▶ Problem statement
Without the pictures, print each of the records below exactly as it appears.

— START Data lines —

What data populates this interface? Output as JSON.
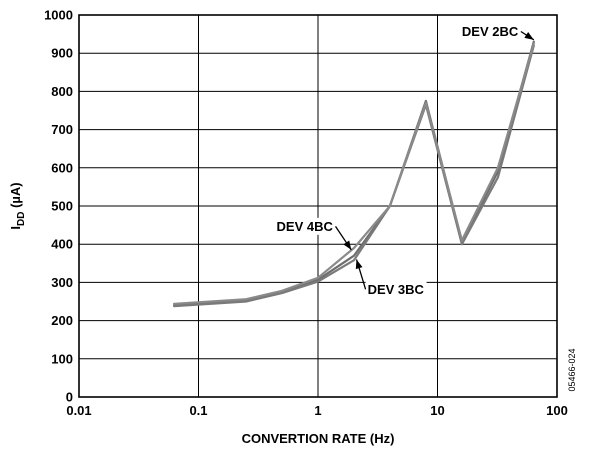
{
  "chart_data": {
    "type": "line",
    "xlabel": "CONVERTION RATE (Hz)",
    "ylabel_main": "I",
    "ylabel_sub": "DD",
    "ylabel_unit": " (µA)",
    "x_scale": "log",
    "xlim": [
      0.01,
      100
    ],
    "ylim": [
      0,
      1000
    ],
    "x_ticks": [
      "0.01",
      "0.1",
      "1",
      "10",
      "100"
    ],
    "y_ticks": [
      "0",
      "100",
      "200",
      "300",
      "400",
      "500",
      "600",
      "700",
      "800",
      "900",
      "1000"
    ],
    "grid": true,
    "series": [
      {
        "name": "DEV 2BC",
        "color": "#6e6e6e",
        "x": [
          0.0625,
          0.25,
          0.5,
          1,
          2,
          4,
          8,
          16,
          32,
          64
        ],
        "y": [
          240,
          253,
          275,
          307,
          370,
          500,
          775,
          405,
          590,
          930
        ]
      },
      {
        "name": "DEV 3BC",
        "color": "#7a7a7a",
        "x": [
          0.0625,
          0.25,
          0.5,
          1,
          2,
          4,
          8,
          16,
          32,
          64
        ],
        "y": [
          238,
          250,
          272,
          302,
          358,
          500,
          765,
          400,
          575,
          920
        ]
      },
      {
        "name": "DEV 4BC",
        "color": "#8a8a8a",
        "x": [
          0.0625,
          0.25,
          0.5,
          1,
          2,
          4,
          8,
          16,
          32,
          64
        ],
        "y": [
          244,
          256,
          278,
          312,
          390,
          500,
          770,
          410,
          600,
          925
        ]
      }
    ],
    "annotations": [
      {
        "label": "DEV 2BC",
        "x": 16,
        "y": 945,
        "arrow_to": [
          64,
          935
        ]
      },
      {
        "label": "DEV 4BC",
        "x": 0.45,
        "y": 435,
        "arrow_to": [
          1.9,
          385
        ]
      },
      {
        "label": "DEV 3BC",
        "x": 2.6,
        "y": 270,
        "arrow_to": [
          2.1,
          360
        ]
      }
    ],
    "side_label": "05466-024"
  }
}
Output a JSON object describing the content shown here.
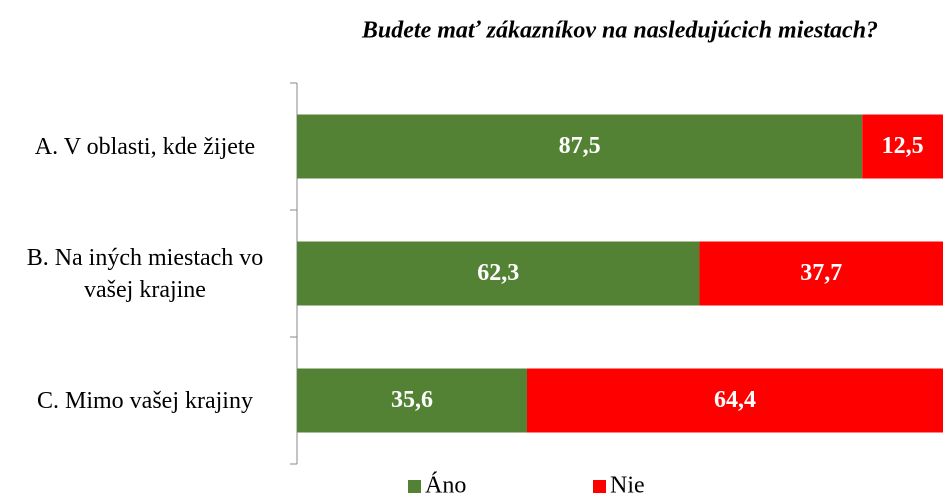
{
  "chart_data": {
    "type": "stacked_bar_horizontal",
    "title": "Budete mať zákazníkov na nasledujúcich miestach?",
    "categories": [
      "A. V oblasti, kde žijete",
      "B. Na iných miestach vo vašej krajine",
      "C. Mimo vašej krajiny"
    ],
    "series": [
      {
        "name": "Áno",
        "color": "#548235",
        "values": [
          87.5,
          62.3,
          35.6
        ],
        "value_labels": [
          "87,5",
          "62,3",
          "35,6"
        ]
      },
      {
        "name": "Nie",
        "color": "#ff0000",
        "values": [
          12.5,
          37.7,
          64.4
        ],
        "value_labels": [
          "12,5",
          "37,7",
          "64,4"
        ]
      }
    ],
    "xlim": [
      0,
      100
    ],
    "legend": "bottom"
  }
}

— END Data lines —

▶ Solution
What data populates this interface? Output as JSON.
{
  "chart_data": {
    "type": "line",
    "xlabel": "CONVERTION RATE (Hz)",
    "ylabel_main": "I",
    "ylabel_sub": "DD",
    "ylabel_unit": " (µA)",
    "x_scale": "log",
    "xlim": [
      0.01,
      100
    ],
    "ylim": [
      0,
      1000
    ],
    "x_ticks": [
      "0.01",
      "0.1",
      "1",
      "10",
      "100"
    ],
    "y_ticks": [
      "0",
      "100",
      "200",
      "300",
      "400",
      "500",
      "600",
      "700",
      "800",
      "900",
      "1000"
    ],
    "grid": true,
    "series": [
      {
        "name": "DEV 2BC",
        "color": "#6e6e6e",
        "x": [
          0.0625,
          0.25,
          0.5,
          1,
          2,
          4,
          8,
          16,
          32,
          64
        ],
        "y": [
          240,
          253,
          275,
          307,
          370,
          500,
          775,
          405,
          590,
          930
        ]
      },
      {
        "name": "DEV 3BC",
        "color": "#7a7a7a",
        "x": [
          0.0625,
          0.25,
          0.5,
          1,
          2,
          4,
          8,
          16,
          32,
          64
        ],
        "y": [
          238,
          250,
          272,
          302,
          358,
          500,
          765,
          400,
          575,
          920
        ]
      },
      {
        "name": "DEV 4BC",
        "color": "#8a8a8a",
        "x": [
          0.0625,
          0.25,
          0.5,
          1,
          2,
          4,
          8,
          16,
          32,
          64
        ],
        "y": [
          244,
          256,
          278,
          312,
          390,
          500,
          770,
          410,
          600,
          925
        ]
      }
    ],
    "annotations": [
      {
        "label": "DEV 2BC",
        "x": 16,
        "y": 945,
        "arrow_to": [
          64,
          935
        ]
      },
      {
        "label": "DEV 4BC",
        "x": 0.45,
        "y": 435,
        "arrow_to": [
          1.9,
          385
        ]
      },
      {
        "label": "DEV 3BC",
        "x": 2.6,
        "y": 270,
        "arrow_to": [
          2.1,
          360
        ]
      }
    ],
    "side_label": "05466-024"
  }
}
Output a JSON object describing the content shown here.
{
  "chart_data": {
    "type": "stacked_bar_horizontal",
    "title": "Budete mať zákazníkov na nasledujúcich miestach?",
    "categories": [
      "A. V oblasti, kde žijete",
      "B. Na iných miestach vo vašej krajine",
      "C. Mimo vašej krajiny"
    ],
    "series": [
      {
        "name": "Áno",
        "color": "#548235",
        "values": [
          87.5,
          62.3,
          35.6
        ],
        "value_labels": [
          "87,5",
          "62,3",
          "35,6"
        ]
      },
      {
        "name": "Nie",
        "color": "#ff0000",
        "values": [
          12.5,
          37.7,
          64.4
        ],
        "value_labels": [
          "12,5",
          "37,7",
          "64,4"
        ]
      }
    ],
    "xlim": [
      0,
      100
    ],
    "legend": "bottom"
  }
}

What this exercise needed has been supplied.